(Records from a collection)
-*-

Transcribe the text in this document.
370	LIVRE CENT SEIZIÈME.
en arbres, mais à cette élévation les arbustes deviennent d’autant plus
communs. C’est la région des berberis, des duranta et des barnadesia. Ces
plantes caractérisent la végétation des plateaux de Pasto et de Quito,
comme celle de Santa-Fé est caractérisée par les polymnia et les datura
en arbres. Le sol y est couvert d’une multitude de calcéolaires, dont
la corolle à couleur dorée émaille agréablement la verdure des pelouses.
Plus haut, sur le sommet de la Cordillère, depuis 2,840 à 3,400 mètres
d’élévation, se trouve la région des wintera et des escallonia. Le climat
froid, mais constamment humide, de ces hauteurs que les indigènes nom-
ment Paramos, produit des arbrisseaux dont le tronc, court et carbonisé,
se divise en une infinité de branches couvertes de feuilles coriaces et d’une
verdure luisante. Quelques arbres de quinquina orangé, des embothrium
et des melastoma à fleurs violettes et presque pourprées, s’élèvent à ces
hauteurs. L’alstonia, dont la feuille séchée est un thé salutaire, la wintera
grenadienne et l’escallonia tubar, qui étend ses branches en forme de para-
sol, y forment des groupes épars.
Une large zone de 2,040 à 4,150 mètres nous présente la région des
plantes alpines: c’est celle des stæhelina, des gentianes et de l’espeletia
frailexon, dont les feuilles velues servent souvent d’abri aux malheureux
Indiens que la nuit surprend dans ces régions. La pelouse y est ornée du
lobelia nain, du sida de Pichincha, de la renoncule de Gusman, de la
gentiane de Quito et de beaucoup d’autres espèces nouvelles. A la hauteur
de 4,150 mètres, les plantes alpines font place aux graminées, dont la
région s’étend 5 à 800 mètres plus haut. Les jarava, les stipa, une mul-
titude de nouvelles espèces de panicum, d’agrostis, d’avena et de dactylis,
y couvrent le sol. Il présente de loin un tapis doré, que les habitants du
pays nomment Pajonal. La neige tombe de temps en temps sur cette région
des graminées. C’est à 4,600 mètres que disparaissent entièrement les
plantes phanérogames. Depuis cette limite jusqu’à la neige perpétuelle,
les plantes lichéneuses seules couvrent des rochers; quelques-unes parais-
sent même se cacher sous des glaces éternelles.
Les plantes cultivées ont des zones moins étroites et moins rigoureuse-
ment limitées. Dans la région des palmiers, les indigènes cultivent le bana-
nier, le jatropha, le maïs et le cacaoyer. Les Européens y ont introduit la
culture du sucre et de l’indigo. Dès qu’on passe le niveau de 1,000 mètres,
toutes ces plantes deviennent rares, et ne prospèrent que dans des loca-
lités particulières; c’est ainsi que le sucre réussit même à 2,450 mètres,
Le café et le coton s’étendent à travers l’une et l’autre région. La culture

-*-

_Exercise brief_. Copy each line of the data above without altering a single character.

_Exercise result_.
Transcribe the text in this document.
370	LIVRE CENT SEIZIÈME.
en arbres, mais à cette élévation les arbustes deviennent d’autant plus
communs. C’est la région des berberis, des duranta et des barnadesia. Ces
plantes caractérisent la végétation des plateaux de Pasto et de Quito,
comme celle de Santa-Fé est caractérisée par les polymnia et les datura
en arbres. Le sol y est couvert d’une multitude de calcéolaires, dont
la corolle à couleur dorée émaille agréablement la verdure des pelouses.
Plus haut, sur le sommet de la Cordillère, depuis 2,840 à 3,400 mètres
d’élévation, se trouve la région des wintera et des escallonia. Le climat
froid, mais constamment humide, de ces hauteurs que les indigènes nom-
ment Paramos, produit des arbrisseaux dont le tronc, court et carbonisé,
se divise en une infinité de branches couvertes de feuilles coriaces et d’une
verdure luisante. Quelques arbres de quinquina orangé, des embothrium
et des melastoma à fleurs violettes et presque pourprées, s’élèvent à ces
hauteurs. L’alstonia, dont la feuille séchée est un thé salutaire, la wintera
grenadienne et l’escallonia tubar, qui étend ses branches en forme de para-
sol, y forment des groupes épars.
Une large zone de 2,040 à 4,150 mètres nous présente la région des
plantes alpines: c’est celle des stæhelina, des gentianes et de l’espeletia
frailexon, dont les feuilles velues servent souvent d’abri aux malheureux
Indiens que la nuit surprend dans ces régions. La pelouse y est ornée du
lobelia nain, du sida de Pichincha, de la renoncule de Gusman, de la
gentiane de Quito et de beaucoup d’autres espèces nouvelles. A la hauteur
de 4,150 mètres, les plantes alpines font place aux graminées, dont la
région s’étend 5 à 800 mètres plus haut. Les jarava, les stipa, une mul-
titude de nouvelles espèces de panicum, d’agrostis, d’avena et de dactylis,
y couvrent le sol. Il présente de loin un tapis doré, que les habitants du
pays nomment Pajonal. La neige tombe de temps en temps sur cette région
des graminées. C’est à 4,600 mètres que disparaissent entièrement les
plantes phanérogames. Depuis cette limite jusqu’à la neige perpétuelle,
les plantes lichéneuses seules couvrent des rochers; quelques-unes parais-
sent même se cacher sous des glaces éternelles.
Les plantes cultivées ont des zones moins étroites et moins rigoureuse-
ment limitées. Dans la région des palmiers, les indigènes cultivent le bana-
nier, le jatropha, le maïs et le cacaoyer. Les Européens y ont introduit la
culture du sucre et de l’indigo. Dès qu’on passe le niveau de 1,000 mètres,
toutes ces plantes deviennent rares, et ne prospèrent que dans des loca-
lités particulières; c’est ainsi que le sucre réussit même à 2,450 mètres,
Le café et le coton s’étendent à travers l’une et l’autre région. La culture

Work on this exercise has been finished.